Only the pictures are omitted; repeat all other data exactly.

#####

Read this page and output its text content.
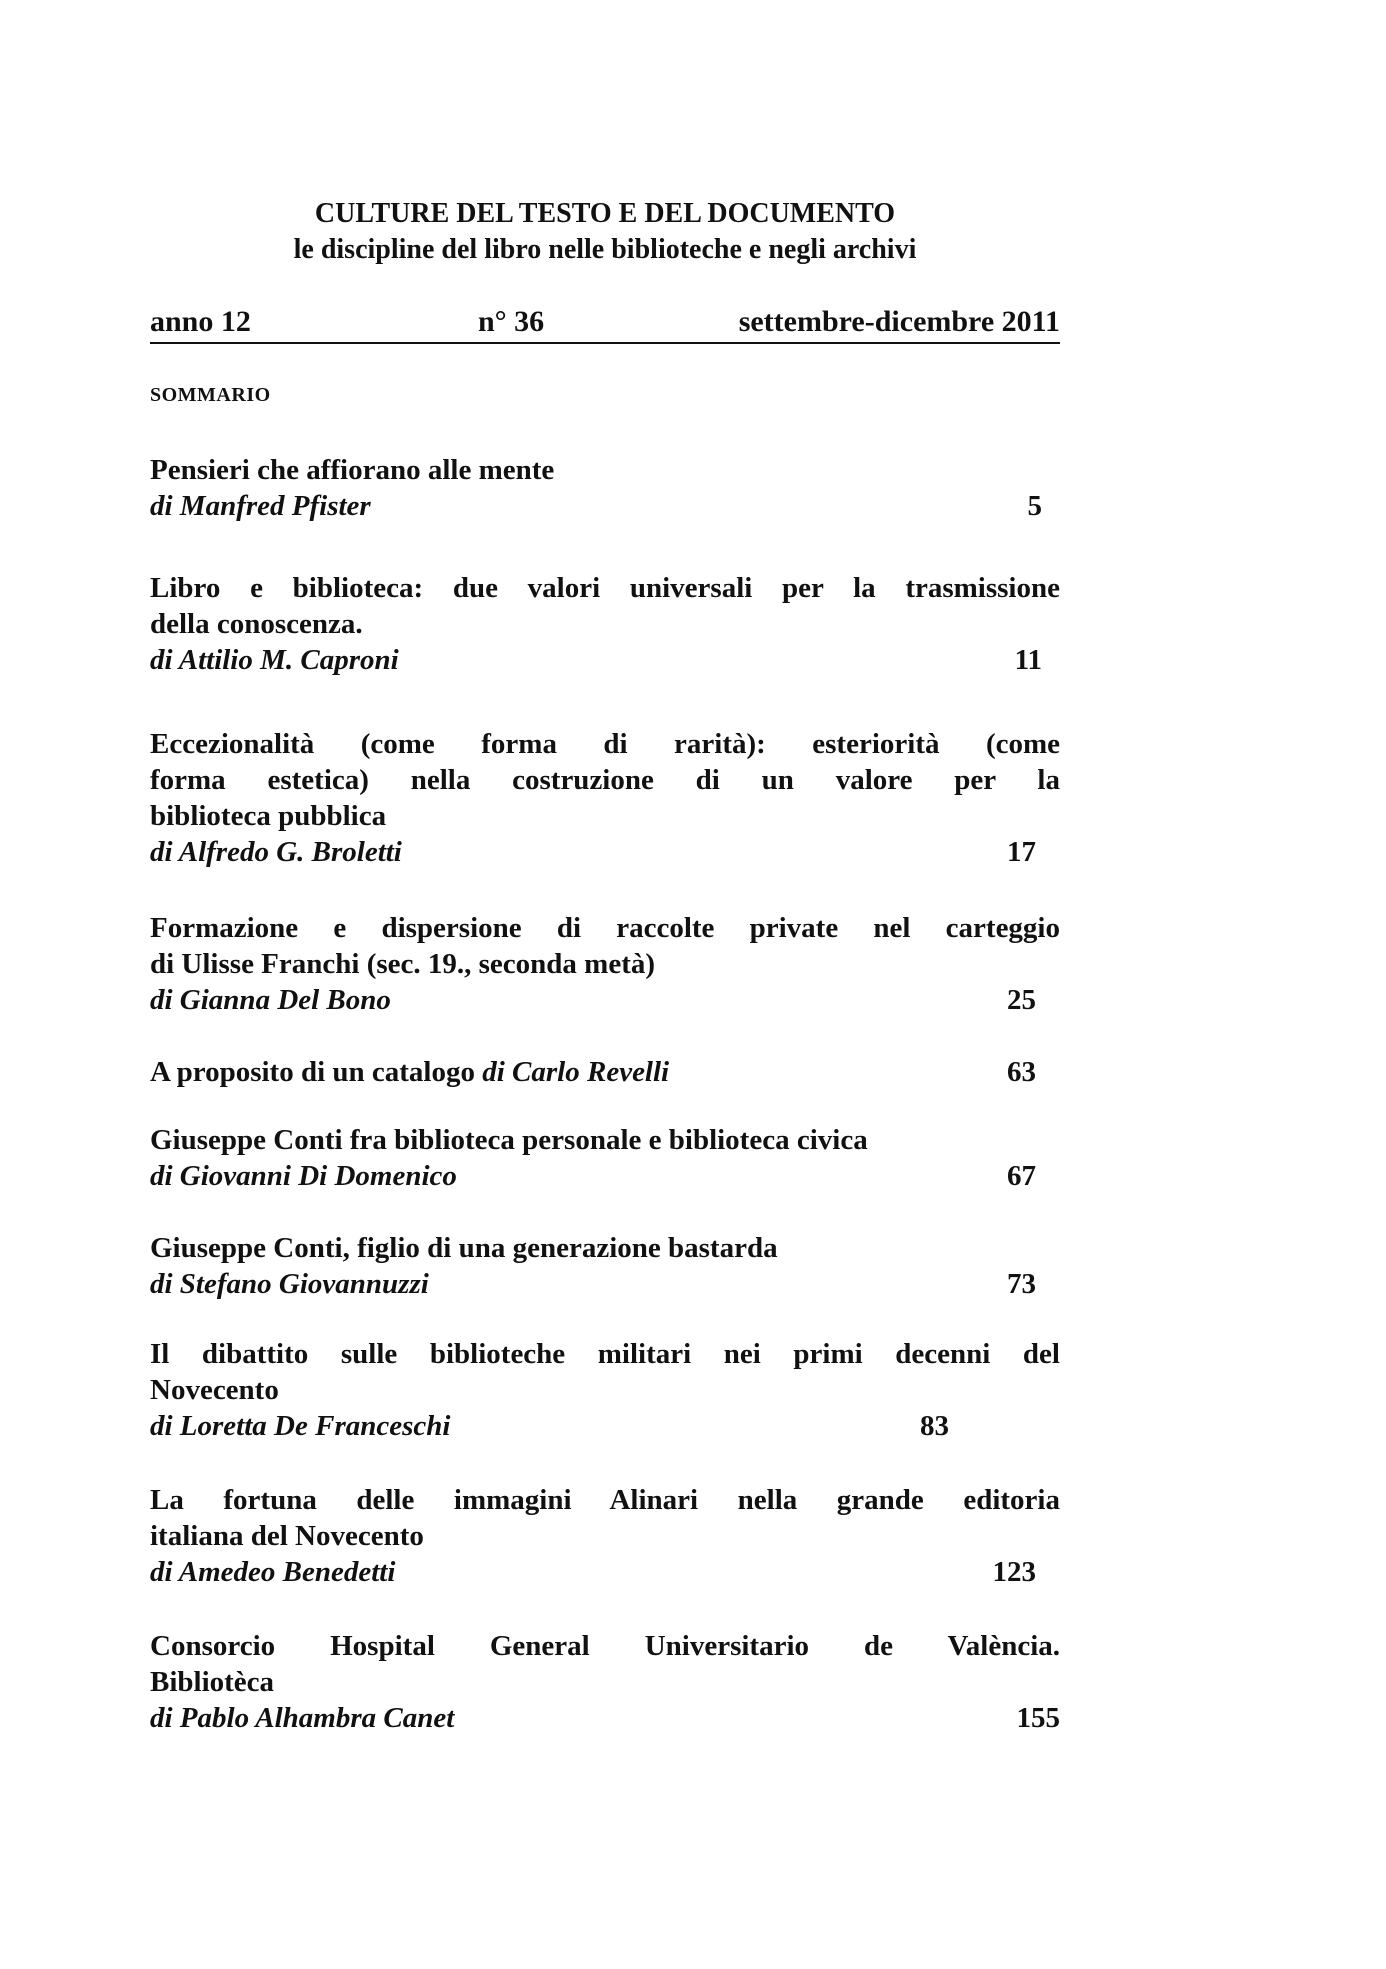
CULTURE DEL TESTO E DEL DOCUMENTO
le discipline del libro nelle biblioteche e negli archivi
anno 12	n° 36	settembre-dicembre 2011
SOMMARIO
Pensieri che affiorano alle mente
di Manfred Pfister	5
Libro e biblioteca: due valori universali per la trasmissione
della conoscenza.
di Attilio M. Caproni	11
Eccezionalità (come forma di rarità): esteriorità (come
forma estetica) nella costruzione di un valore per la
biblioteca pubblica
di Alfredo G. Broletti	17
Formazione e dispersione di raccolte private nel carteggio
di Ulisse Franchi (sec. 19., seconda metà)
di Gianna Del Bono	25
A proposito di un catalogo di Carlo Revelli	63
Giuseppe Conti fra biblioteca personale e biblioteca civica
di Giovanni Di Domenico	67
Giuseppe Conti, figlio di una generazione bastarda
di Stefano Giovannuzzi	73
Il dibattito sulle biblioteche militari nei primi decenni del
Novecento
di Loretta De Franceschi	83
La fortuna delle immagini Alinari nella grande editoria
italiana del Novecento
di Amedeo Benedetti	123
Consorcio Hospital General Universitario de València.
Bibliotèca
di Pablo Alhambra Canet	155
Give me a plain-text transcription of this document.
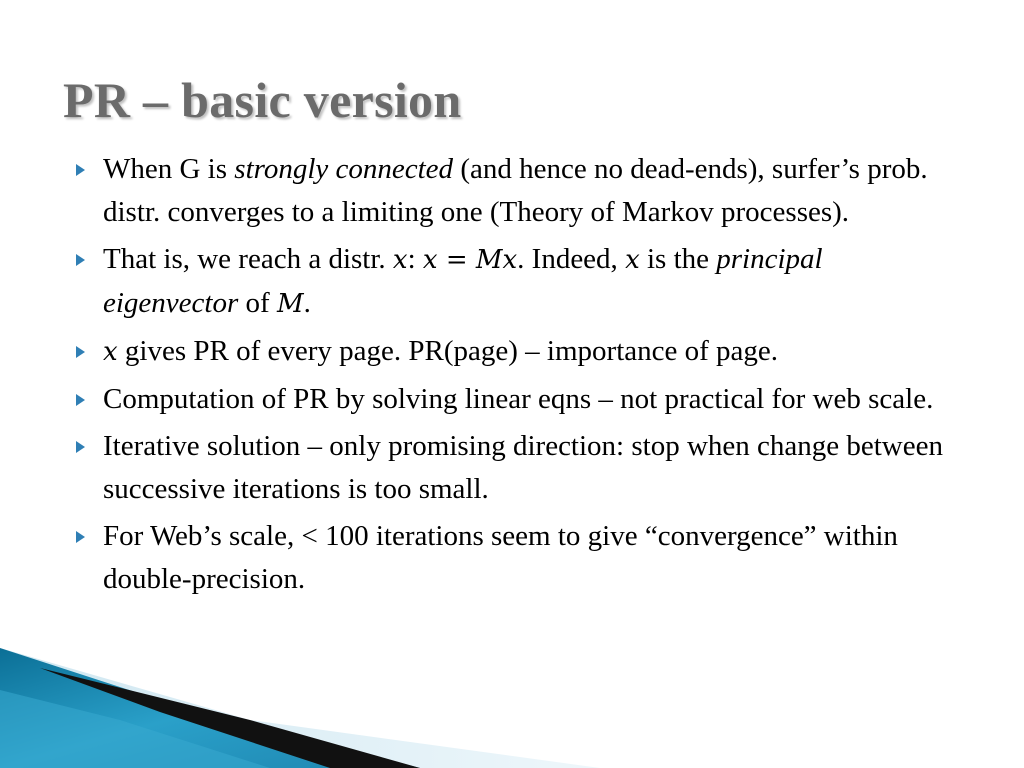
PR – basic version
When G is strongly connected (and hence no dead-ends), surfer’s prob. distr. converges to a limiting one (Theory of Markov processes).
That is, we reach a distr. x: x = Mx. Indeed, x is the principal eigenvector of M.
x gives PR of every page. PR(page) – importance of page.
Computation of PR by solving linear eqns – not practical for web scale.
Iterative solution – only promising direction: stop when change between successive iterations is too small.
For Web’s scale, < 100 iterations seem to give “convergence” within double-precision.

#####

Task answer:
Read this page and output its text content.
CULTURE DEL TESTO E DEL DOCUMENTO
le discipline del libro nelle biblioteche e negli archivi
anno 12	n° 36	settembre-dicembre 2011
SOMMARIO
Pensieri che affiorano alle mente
di Manfred Pfister	5
Libro e biblioteca: due valori universali per la trasmissione
della conoscenza.
di Attilio M. Caproni	11
Eccezionalità (come forma di rarità): esteriorità (come
forma estetica) nella costruzione di un valore per la
biblioteca pubblica
di Alfredo G. Broletti	17
Formazione e dispersione di raccolte private nel carteggio
di Ulisse Franchi (sec. 19., seconda metà)
di Gianna Del Bono	25
A proposito di un catalogo di Carlo Revelli	63
Giuseppe Conti fra biblioteca personale e biblioteca civica
di Giovanni Di Domenico	67
Giuseppe Conti, figlio di una generazione bastarda
di Stefano Giovannuzzi	73
Il dibattito sulle biblioteche militari nei primi decenni del
Novecento
di Loretta De Franceschi	83
La fortuna delle immagini Alinari nella grande editoria
italiana del Novecento
di Amedeo Benedetti	123
Consorcio Hospital General Universitario de València.
Bibliotèca
di Pablo Alhambra Canet	155
Give me a plain-text transcription of this document.
PR – basic version
When G is strongly connected (and hence no dead-ends), surfer’s prob. distr. converges to a limiting one (Theory of Markov processes).
That is, we reach a distr. x: x = Mx. Indeed, x is the principal eigenvector of M.
x gives PR of every page. PR(page) – importance of page.
Computation of PR by solving linear eqns – not practical for web scale.
Iterative solution – only promising direction: stop when change between successive iterations is too small.
For Web’s scale, < 100 iterations seem to give “convergence” within double-precision.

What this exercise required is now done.